Please copy every line of the records below that holds the word "problemas".

[Data records]

>>>

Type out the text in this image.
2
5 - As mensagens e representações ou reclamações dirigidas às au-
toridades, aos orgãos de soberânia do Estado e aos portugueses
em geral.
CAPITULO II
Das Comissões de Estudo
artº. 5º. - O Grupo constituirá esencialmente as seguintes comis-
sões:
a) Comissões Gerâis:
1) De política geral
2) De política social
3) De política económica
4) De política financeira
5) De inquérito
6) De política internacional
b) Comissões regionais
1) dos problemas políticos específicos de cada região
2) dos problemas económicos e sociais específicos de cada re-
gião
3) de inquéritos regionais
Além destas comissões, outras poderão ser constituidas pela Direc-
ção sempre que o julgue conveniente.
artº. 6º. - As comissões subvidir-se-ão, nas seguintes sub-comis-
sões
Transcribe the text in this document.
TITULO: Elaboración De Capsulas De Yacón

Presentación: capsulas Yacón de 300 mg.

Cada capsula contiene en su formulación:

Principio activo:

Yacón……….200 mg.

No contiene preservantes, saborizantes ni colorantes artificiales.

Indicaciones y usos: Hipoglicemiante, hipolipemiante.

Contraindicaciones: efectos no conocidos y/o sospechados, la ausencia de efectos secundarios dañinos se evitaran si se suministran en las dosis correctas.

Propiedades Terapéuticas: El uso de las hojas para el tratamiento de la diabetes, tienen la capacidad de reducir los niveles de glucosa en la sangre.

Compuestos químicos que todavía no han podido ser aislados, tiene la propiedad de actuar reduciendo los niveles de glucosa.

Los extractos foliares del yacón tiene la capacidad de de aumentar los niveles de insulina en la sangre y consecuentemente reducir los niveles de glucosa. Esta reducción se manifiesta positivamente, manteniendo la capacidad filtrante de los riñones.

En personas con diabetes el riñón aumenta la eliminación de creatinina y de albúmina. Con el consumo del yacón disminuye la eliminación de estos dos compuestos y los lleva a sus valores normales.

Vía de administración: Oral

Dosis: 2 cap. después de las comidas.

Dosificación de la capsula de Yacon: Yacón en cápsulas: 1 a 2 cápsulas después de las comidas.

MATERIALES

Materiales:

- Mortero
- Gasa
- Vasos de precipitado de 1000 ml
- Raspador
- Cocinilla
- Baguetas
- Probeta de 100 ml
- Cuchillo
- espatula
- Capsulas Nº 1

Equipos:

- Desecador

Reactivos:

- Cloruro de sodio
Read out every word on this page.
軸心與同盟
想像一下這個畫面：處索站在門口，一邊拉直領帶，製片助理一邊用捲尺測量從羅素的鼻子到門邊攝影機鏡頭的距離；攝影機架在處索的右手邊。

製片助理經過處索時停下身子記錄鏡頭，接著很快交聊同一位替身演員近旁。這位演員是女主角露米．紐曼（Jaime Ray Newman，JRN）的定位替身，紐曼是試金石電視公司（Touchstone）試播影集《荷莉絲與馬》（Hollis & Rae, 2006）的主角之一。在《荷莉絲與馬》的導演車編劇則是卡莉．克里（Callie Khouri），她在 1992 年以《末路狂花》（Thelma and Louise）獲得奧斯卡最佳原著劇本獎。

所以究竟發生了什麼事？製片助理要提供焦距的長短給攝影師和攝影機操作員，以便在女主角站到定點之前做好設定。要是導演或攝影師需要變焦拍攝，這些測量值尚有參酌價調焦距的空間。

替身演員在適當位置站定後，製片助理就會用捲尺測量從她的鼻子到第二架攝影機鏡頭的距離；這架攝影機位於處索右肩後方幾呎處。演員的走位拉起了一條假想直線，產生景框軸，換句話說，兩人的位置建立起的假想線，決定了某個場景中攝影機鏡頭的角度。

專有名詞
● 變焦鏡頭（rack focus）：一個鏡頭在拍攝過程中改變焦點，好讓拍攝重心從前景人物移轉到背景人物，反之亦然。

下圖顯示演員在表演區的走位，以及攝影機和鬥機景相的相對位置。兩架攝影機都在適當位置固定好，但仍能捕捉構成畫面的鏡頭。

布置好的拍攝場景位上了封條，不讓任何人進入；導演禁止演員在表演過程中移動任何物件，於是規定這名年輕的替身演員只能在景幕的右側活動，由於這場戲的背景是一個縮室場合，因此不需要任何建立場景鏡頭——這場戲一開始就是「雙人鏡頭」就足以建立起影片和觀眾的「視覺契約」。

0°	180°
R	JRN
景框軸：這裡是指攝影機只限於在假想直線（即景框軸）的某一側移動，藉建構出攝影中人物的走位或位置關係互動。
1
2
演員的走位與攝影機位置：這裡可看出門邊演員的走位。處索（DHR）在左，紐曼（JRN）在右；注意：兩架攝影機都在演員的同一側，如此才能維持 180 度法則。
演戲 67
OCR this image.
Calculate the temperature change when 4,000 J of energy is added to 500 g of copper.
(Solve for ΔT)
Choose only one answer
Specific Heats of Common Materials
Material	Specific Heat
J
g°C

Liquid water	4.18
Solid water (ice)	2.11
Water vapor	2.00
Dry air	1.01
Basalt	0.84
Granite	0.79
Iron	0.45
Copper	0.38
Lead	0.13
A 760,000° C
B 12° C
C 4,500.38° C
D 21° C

<<<

* [RESPONSE TO THE TASK]:
1) dos problemas políticos específicos de cada região
2) dos problemas económicos e sociais específicos de cada re-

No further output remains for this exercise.